**SHORT PROBLEM**:
Omit the pictures and output every entry below exactly as written.
--- RECORDS SHOWN ---
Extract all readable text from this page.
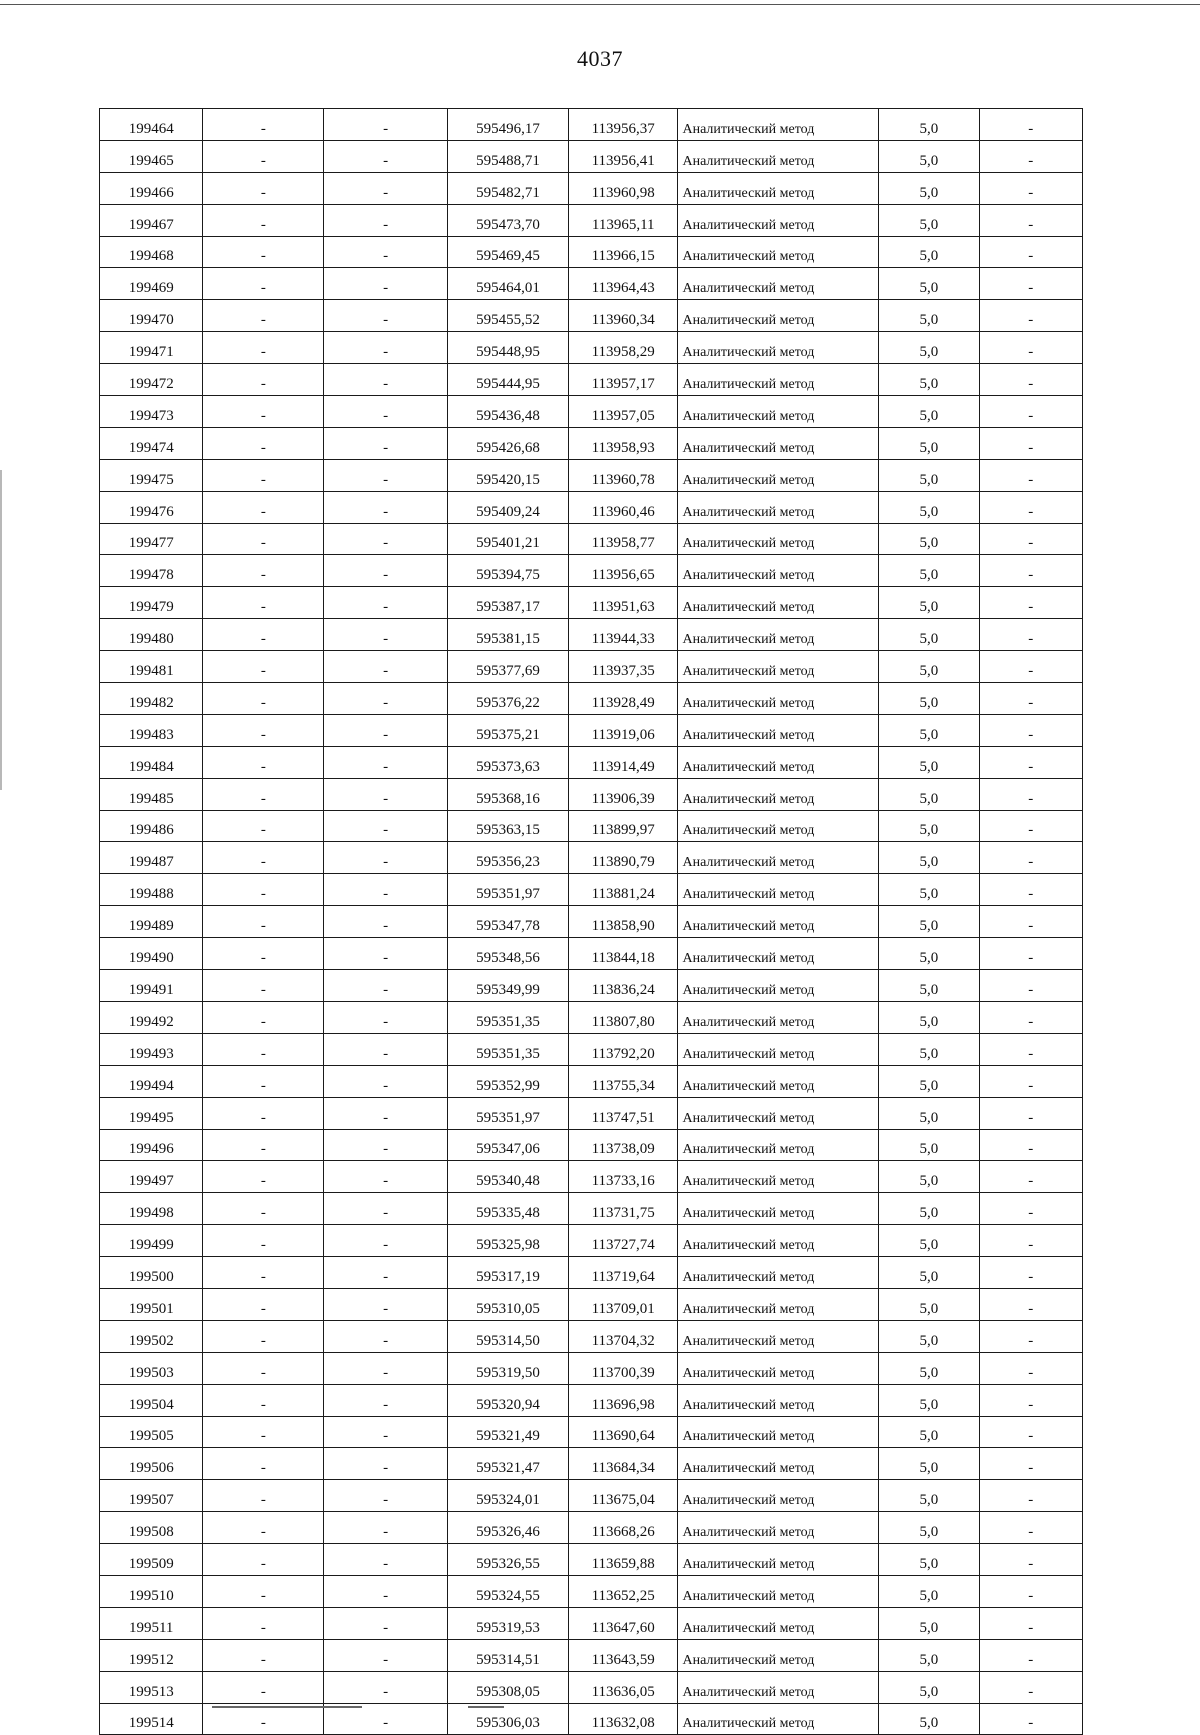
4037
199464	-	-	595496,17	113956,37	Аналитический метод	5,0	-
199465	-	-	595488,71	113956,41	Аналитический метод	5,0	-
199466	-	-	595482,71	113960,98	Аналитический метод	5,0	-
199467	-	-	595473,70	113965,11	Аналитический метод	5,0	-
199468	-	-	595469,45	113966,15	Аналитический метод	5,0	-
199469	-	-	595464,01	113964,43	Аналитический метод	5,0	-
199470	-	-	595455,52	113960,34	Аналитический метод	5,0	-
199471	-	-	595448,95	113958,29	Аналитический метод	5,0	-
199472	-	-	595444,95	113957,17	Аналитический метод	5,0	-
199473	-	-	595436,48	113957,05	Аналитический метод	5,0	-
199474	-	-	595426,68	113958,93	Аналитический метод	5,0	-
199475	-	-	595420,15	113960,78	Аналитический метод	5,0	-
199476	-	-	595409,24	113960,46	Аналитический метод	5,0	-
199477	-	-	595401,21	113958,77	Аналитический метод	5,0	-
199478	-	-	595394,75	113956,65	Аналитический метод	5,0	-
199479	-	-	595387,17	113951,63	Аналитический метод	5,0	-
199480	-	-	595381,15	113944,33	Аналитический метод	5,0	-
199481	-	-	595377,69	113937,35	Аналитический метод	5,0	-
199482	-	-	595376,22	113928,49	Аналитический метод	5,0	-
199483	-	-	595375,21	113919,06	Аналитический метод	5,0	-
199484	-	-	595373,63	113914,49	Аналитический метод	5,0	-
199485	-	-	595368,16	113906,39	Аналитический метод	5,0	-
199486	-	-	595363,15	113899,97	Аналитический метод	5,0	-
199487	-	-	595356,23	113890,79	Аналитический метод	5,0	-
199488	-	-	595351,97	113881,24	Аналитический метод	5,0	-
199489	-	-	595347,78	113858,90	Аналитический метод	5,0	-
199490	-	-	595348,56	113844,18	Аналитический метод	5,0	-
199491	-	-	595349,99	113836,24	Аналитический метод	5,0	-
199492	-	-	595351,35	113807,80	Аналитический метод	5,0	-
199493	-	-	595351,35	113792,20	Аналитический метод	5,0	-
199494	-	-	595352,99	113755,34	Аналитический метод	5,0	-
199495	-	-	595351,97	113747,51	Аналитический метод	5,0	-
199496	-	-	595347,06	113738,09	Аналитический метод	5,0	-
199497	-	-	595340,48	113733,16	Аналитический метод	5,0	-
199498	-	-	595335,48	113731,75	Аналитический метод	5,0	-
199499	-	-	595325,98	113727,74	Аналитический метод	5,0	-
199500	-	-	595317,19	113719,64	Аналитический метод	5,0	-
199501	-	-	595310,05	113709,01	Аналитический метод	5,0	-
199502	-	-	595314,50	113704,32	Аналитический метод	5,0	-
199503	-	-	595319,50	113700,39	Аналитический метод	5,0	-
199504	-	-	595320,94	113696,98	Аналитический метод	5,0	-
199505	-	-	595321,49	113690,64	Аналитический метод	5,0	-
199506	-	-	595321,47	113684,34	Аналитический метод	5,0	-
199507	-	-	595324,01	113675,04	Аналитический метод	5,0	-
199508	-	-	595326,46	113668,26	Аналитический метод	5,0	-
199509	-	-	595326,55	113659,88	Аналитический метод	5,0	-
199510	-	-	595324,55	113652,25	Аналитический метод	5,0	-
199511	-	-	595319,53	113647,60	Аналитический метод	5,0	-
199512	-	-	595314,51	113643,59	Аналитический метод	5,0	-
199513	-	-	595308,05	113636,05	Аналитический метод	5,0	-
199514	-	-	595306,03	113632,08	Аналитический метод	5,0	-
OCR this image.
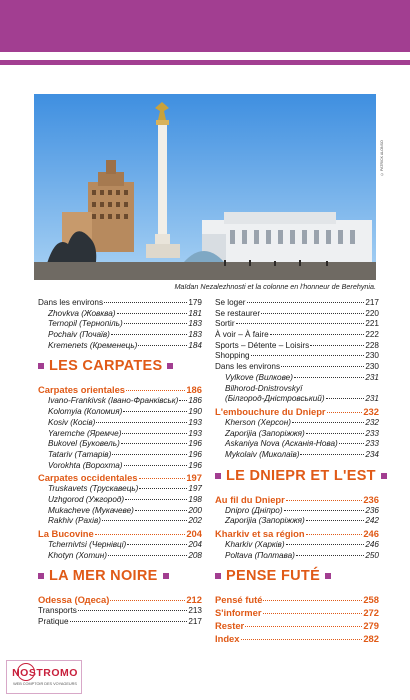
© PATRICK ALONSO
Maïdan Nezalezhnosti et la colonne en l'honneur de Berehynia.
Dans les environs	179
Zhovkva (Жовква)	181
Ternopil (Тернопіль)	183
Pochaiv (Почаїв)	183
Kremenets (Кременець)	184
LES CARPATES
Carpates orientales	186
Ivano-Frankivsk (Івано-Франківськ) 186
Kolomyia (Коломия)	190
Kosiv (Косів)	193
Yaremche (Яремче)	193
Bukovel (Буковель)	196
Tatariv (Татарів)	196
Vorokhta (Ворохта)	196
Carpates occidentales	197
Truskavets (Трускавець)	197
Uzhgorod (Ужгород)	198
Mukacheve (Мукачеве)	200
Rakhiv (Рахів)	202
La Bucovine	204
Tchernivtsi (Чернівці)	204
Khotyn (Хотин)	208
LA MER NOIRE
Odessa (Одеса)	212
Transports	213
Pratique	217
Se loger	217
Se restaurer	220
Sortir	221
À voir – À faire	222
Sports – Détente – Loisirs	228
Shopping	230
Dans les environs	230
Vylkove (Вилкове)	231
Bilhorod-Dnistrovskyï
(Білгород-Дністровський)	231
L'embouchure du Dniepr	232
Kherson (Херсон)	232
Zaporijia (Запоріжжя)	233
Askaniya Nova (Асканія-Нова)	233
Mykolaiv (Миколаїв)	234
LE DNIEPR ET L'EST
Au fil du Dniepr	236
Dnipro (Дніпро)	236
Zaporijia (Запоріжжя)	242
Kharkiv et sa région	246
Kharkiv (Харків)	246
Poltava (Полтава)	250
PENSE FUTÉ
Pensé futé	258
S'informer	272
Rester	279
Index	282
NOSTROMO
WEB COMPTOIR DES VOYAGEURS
---
**ANSWER FOR THE TASK**:
Extract all readable text from this page.
4037
199464	-	-	595496,17	113956,37	Аналитический метод	5,0	-
199465	-	-	595488,71	113956,41	Аналитический метод	5,0	-
199466	-	-	595482,71	113960,98	Аналитический метод	5,0	-
199467	-	-	595473,70	113965,11	Аналитический метод	5,0	-
199468	-	-	595469,45	113966,15	Аналитический метод	5,0	-
199469	-	-	595464,01	113964,43	Аналитический метод	5,0	-
199470	-	-	595455,52	113960,34	Аналитический метод	5,0	-
199471	-	-	595448,95	113958,29	Аналитический метод	5,0	-
199472	-	-	595444,95	113957,17	Аналитический метод	5,0	-
199473	-	-	595436,48	113957,05	Аналитический метод	5,0	-
199474	-	-	595426,68	113958,93	Аналитический метод	5,0	-
199475	-	-	595420,15	113960,78	Аналитический метод	5,0	-
199476	-	-	595409,24	113960,46	Аналитический метод	5,0	-
199477	-	-	595401,21	113958,77	Аналитический метод	5,0	-
199478	-	-	595394,75	113956,65	Аналитический метод	5,0	-
199479	-	-	595387,17	113951,63	Аналитический метод	5,0	-
199480	-	-	595381,15	113944,33	Аналитический метод	5,0	-
199481	-	-	595377,69	113937,35	Аналитический метод	5,0	-
199482	-	-	595376,22	113928,49	Аналитический метод	5,0	-
199483	-	-	595375,21	113919,06	Аналитический метод	5,0	-
199484	-	-	595373,63	113914,49	Аналитический метод	5,0	-
199485	-	-	595368,16	113906,39	Аналитический метод	5,0	-
199486	-	-	595363,15	113899,97	Аналитический метод	5,0	-
199487	-	-	595356,23	113890,79	Аналитический метод	5,0	-
199488	-	-	595351,97	113881,24	Аналитический метод	5,0	-
199489	-	-	595347,78	113858,90	Аналитический метод	5,0	-
199490	-	-	595348,56	113844,18	Аналитический метод	5,0	-
199491	-	-	595349,99	113836,24	Аналитический метод	5,0	-
199492	-	-	595351,35	113807,80	Аналитический метод	5,0	-
199493	-	-	595351,35	113792,20	Аналитический метод	5,0	-
199494	-	-	595352,99	113755,34	Аналитический метод	5,0	-
199495	-	-	595351,97	113747,51	Аналитический метод	5,0	-
199496	-	-	595347,06	113738,09	Аналитический метод	5,0	-
199497	-	-	595340,48	113733,16	Аналитический метод	5,0	-
199498	-	-	595335,48	113731,75	Аналитический метод	5,0	-
199499	-	-	595325,98	113727,74	Аналитический метод	5,0	-
199500	-	-	595317,19	113719,64	Аналитический метод	5,0	-
199501	-	-	595310,05	113709,01	Аналитический метод	5,0	-
199502	-	-	595314,50	113704,32	Аналитический метод	5,0	-
199503	-	-	595319,50	113700,39	Аналитический метод	5,0	-
199504	-	-	595320,94	113696,98	Аналитический метод	5,0	-
199505	-	-	595321,49	113690,64	Аналитический метод	5,0	-
199506	-	-	595321,47	113684,34	Аналитический метод	5,0	-
199507	-	-	595324,01	113675,04	Аналитический метод	5,0	-
199508	-	-	595326,46	113668,26	Аналитический метод	5,0	-
199509	-	-	595326,55	113659,88	Аналитический метод	5,0	-
199510	-	-	595324,55	113652,25	Аналитический метод	5,0	-
199511	-	-	595319,53	113647,60	Аналитический метод	5,0	-
199512	-	-	595314,51	113643,59	Аналитический метод	5,0	-
199513	-	-	595308,05	113636,05	Аналитический метод	5,0	-
199514	-	-	595306,03	113632,08	Аналитический метод	5,0	-
OCR this image.
© PATRICK ALONSO
Maïdan Nezalezhnosti et la colonne en l'honneur de Berehynia.
Dans les environs	179
Zhovkva (Жовква)	181
Ternopil (Тернопіль)	183
Pochaiv (Почаїв)	183
Kremenets (Кременець)	184
LES CARPATES
Carpates orientales	186
Ivano-Frankivsk (Івано-Франківськ) 186
Kolomyia (Коломия)	190
Kosiv (Косів)	193
Yaremche (Яремче)	193
Bukovel (Буковель)	196
Tatariv (Татарів)	196
Vorokhta (Ворохта)	196
Carpates occidentales	197
Truskavets (Трускавець)	197
Uzhgorod (Ужгород)	198
Mukacheve (Мукачеве)	200
Rakhiv (Рахів)	202
La Bucovine	204
Tchernivtsi (Чернівці)	204
Khotyn (Хотин)	208
LA MER NOIRE
Odessa (Одеса)	212
Transports	213
Pratique	217
Se loger	217
Se restaurer	220
Sortir	221
À voir – À faire	222
Sports – Détente – Loisirs	228
Shopping	230
Dans les environs	230
Vylkove (Вилкове)	231
Bilhorod-Dnistrovskyï
(Білгород-Дністровський)	231
L'embouchure du Dniepr	232
Kherson (Херсон)	232
Zaporijia (Запоріжжя)	233
Askaniya Nova (Асканія-Нова)	233
Mykolaiv (Миколаїв)	234
LE DNIEPR ET L'EST
Au fil du Dniepr	236
Dnipro (Дніпро)	236
Zaporijia (Запоріжжя)	242
Kharkiv et sa région	246
Kharkiv (Харків)	246
Poltava (Полтава)	250
PENSE FUTÉ
Pensé futé	258
S'informer	272
Rester	279
Index	282
NOSTROMO
WEB COMPTOIR DES VOYAGEURS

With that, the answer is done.